> REQUIRED WORK:
Show all lines holding the string "Петропавловское".

> LISTED RECORDS:
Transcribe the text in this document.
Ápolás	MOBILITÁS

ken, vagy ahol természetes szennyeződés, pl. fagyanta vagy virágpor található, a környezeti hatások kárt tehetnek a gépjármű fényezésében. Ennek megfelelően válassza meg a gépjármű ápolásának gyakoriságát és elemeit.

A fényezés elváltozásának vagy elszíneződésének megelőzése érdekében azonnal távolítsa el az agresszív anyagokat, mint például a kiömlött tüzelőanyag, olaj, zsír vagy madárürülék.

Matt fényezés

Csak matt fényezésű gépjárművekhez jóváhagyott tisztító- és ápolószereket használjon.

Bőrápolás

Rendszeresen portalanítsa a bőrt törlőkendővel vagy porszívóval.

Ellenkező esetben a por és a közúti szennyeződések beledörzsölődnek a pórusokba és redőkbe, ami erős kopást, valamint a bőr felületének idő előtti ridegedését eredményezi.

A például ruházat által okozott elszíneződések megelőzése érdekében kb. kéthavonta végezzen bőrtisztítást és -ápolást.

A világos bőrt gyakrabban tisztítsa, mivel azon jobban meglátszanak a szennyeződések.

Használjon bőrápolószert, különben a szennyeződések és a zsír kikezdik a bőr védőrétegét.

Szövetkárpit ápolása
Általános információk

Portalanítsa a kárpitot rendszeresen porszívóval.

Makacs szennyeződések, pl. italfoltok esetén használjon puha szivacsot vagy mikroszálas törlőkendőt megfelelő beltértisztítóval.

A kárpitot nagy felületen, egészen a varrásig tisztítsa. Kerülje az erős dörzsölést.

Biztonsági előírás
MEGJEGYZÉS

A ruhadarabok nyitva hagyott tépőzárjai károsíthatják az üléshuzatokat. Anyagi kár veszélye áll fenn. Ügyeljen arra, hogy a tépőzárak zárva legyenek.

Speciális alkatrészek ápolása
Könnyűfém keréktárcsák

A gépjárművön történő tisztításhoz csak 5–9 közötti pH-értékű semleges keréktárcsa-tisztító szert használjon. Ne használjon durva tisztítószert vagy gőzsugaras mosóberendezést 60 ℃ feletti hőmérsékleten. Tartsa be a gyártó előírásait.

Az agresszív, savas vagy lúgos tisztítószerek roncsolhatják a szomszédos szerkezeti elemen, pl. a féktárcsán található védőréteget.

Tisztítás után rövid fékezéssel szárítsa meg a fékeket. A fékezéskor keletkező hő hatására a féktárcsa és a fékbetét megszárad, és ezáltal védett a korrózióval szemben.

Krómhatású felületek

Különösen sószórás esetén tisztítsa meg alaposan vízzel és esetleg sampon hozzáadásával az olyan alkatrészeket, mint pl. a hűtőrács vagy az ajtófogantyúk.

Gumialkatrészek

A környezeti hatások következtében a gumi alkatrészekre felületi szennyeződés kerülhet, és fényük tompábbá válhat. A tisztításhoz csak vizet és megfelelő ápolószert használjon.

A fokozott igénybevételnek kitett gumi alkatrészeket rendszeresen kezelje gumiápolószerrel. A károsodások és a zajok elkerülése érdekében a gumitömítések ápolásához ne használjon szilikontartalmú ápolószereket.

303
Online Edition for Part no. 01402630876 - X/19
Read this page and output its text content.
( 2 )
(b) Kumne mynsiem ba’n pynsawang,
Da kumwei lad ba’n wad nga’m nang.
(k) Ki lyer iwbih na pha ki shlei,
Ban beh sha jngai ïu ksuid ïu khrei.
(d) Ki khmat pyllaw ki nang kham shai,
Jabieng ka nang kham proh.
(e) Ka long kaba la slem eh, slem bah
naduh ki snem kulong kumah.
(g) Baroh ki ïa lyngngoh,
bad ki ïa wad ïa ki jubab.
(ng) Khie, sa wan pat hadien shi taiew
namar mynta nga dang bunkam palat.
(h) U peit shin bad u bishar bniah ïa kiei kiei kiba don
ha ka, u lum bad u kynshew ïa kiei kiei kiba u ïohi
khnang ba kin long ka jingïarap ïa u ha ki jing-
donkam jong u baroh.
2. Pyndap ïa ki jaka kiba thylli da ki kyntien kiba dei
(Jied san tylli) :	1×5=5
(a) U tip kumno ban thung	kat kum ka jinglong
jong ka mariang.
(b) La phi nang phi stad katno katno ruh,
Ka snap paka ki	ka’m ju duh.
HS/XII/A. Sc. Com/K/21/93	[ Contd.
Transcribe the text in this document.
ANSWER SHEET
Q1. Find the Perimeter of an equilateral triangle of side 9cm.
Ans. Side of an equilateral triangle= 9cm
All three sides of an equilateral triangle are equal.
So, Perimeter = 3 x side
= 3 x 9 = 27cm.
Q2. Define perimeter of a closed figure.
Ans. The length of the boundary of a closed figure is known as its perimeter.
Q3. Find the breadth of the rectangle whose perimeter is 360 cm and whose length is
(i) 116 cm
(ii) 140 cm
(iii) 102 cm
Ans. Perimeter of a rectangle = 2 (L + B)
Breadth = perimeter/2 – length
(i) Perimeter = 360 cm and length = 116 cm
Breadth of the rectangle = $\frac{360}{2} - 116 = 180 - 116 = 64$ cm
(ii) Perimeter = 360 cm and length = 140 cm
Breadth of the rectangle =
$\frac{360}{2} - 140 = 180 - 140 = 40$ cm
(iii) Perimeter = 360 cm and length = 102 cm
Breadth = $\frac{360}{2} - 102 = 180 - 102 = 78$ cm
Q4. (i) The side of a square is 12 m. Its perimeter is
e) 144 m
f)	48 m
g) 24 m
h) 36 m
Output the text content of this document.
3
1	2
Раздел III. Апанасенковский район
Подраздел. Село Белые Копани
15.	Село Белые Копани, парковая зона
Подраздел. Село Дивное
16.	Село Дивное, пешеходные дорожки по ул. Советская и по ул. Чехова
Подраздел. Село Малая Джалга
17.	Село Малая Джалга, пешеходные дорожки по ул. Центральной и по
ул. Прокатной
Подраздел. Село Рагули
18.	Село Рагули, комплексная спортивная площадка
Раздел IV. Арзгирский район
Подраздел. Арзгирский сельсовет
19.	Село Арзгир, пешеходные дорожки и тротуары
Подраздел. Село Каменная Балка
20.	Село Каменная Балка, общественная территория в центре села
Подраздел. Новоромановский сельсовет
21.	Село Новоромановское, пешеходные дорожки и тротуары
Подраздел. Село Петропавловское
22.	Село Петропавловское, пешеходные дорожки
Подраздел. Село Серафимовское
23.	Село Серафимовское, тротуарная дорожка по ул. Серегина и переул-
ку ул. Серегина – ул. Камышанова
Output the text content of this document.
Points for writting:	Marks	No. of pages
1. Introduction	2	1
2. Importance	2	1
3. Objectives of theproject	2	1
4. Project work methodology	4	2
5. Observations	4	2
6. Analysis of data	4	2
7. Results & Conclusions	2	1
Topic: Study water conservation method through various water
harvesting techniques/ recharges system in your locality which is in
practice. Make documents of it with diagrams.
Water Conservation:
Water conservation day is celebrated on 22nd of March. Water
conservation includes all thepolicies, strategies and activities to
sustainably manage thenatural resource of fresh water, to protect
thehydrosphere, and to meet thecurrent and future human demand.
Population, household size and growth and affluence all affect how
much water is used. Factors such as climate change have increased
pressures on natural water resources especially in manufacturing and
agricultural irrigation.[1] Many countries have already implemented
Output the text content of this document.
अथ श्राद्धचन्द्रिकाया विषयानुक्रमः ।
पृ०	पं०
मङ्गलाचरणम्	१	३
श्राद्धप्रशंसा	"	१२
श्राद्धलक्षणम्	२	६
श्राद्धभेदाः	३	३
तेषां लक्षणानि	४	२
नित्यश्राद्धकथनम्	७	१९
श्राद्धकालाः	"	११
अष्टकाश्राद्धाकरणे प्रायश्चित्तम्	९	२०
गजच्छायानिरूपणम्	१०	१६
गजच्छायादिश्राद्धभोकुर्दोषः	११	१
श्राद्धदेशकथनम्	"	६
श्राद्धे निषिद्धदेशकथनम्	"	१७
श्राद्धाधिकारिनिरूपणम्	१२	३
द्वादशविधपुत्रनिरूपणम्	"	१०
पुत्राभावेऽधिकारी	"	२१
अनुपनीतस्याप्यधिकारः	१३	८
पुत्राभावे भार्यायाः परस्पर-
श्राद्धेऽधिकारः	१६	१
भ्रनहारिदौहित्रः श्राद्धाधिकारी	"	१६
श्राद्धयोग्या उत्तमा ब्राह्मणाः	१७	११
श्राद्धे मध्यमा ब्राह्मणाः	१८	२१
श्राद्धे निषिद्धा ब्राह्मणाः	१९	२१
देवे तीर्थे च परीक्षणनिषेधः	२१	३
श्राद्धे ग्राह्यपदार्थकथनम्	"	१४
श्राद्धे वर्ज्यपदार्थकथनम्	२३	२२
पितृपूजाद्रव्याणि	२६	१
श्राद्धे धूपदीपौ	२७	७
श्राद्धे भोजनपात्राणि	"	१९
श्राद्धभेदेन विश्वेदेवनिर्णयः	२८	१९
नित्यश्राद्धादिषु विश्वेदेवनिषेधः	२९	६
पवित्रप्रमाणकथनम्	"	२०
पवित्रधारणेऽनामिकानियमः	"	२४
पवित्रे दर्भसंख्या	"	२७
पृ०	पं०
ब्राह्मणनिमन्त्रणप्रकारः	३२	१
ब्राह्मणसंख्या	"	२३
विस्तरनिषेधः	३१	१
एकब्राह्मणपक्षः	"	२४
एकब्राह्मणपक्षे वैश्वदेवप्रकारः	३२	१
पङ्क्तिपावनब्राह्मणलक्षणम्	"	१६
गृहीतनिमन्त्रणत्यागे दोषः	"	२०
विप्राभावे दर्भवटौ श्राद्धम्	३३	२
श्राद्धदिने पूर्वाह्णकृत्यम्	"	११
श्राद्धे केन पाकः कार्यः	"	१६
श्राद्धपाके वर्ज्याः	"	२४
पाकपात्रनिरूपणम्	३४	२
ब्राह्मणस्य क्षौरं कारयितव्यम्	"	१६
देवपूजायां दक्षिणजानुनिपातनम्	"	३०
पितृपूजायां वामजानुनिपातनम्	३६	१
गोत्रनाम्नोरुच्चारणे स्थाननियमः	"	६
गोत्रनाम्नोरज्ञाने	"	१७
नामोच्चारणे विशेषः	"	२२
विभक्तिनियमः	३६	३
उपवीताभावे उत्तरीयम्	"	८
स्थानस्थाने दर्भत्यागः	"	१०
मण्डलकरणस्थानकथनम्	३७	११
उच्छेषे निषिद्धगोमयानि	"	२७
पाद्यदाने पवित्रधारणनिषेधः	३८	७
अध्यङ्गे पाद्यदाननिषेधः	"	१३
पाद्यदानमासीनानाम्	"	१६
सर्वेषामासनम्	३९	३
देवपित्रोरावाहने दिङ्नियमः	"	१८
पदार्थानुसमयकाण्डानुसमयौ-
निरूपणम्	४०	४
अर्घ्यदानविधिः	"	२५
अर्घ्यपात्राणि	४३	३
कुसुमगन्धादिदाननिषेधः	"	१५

> WRITTEN REPLY:
Подраздел. Село Петропавловское
22.	Село Петропавловское, пешеходные дорожки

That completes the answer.